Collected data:
-- Start --

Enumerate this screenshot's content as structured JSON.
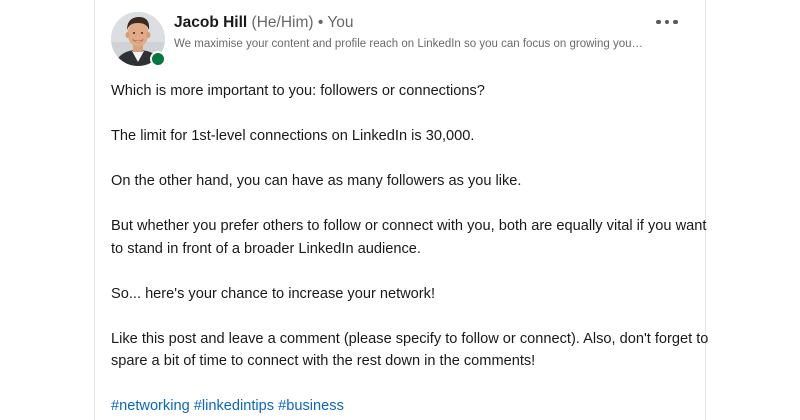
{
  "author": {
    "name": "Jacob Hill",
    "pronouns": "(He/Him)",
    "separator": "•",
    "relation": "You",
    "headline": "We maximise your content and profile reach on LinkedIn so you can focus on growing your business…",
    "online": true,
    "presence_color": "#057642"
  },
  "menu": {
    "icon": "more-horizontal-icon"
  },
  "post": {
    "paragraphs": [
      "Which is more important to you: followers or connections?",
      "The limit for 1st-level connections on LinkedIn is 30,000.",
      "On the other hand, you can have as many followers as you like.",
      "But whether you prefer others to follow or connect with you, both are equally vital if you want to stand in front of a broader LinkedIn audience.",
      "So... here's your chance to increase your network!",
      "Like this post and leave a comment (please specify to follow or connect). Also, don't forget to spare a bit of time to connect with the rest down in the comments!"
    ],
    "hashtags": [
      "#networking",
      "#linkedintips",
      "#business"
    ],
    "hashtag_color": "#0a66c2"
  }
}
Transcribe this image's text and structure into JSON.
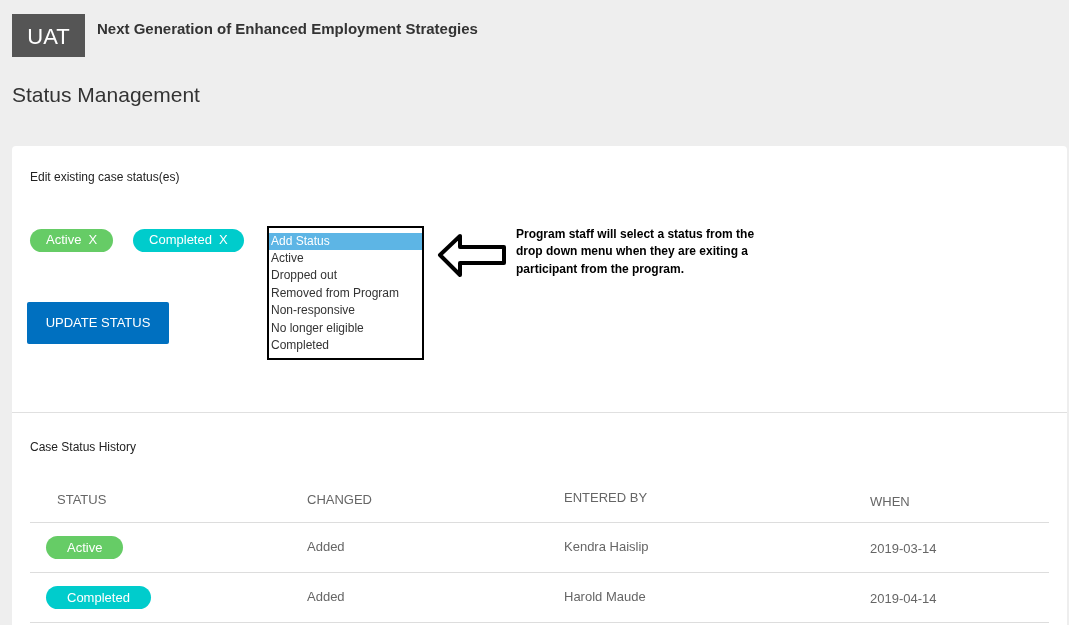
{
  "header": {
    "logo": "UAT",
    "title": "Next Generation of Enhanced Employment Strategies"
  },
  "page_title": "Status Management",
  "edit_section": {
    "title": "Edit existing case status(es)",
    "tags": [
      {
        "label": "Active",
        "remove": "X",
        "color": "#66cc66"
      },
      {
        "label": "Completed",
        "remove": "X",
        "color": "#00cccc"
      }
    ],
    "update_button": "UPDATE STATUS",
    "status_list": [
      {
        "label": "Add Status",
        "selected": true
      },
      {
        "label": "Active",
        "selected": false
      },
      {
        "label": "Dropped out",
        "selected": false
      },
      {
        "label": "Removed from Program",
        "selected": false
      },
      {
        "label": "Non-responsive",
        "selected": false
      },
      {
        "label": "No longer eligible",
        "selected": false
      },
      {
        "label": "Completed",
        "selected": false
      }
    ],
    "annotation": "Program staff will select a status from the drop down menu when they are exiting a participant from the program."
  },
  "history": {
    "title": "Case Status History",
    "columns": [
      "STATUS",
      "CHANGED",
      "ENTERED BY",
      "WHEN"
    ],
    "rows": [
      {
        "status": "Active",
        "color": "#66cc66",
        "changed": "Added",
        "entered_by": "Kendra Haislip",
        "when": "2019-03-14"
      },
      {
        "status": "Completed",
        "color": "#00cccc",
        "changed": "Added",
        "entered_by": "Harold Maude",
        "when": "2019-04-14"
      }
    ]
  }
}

-- End --

Given exercise –
State the number of lines in these entries that include the string "connections". Provide nothing beyond that number.

Answer to this problem –
2